Go through the records underneath and count the lines that include the string "this". Give nothing but the number.

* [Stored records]
..............................

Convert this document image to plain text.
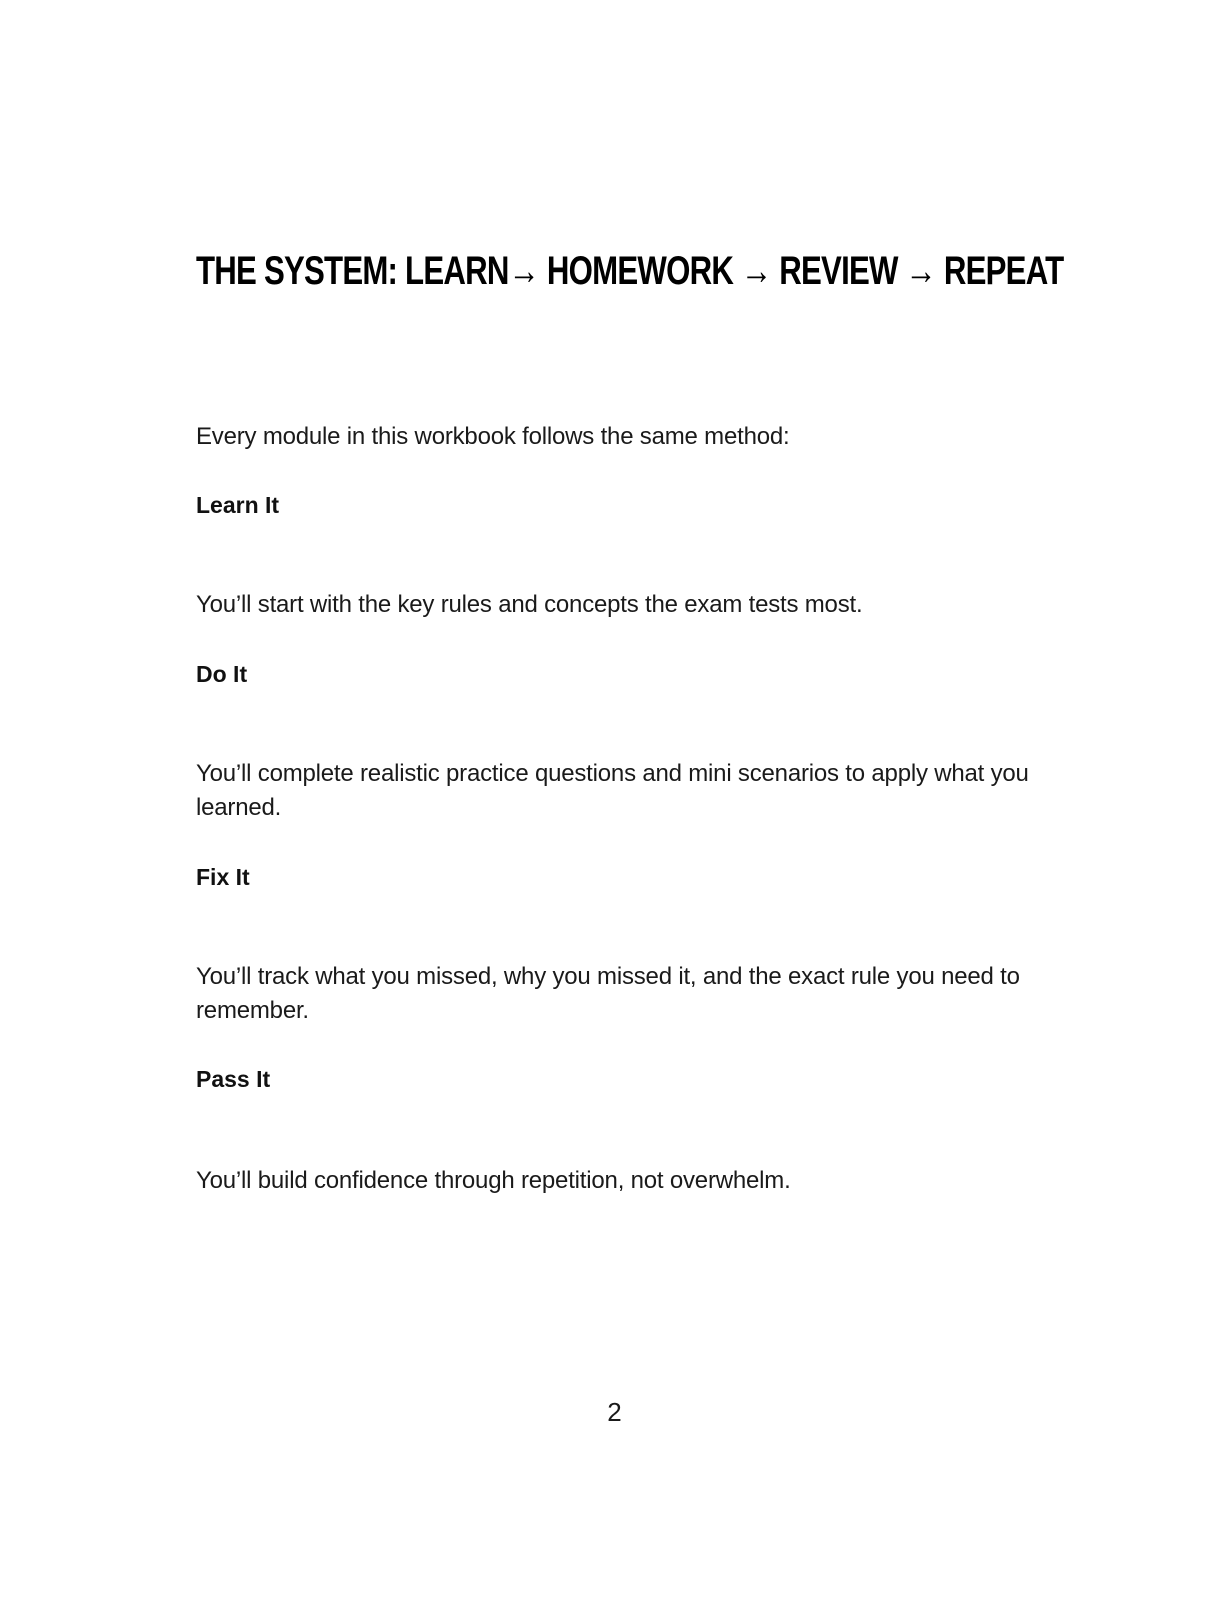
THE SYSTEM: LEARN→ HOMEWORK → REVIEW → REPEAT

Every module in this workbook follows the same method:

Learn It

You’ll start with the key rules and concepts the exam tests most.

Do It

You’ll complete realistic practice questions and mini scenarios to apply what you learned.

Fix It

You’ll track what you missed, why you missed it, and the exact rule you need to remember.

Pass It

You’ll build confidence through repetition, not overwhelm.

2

..............................

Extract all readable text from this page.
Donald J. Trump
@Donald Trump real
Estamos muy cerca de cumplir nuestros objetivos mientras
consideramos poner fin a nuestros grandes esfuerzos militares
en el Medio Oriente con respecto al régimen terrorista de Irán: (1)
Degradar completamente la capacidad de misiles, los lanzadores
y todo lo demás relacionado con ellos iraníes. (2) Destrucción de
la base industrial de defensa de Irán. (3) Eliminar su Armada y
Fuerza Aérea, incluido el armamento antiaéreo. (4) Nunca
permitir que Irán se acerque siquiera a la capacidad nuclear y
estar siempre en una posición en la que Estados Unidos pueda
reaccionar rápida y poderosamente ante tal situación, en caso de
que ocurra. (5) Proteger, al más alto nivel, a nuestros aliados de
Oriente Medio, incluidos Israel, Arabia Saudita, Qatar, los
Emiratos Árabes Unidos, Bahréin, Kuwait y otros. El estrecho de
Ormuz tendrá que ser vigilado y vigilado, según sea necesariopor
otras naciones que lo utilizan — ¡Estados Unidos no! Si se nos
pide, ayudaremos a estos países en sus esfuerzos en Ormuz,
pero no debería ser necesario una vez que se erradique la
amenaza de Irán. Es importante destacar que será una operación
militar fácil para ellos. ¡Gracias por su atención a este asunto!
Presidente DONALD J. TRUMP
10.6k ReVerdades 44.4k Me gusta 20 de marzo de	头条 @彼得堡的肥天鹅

..............................

* [Exercise output] 3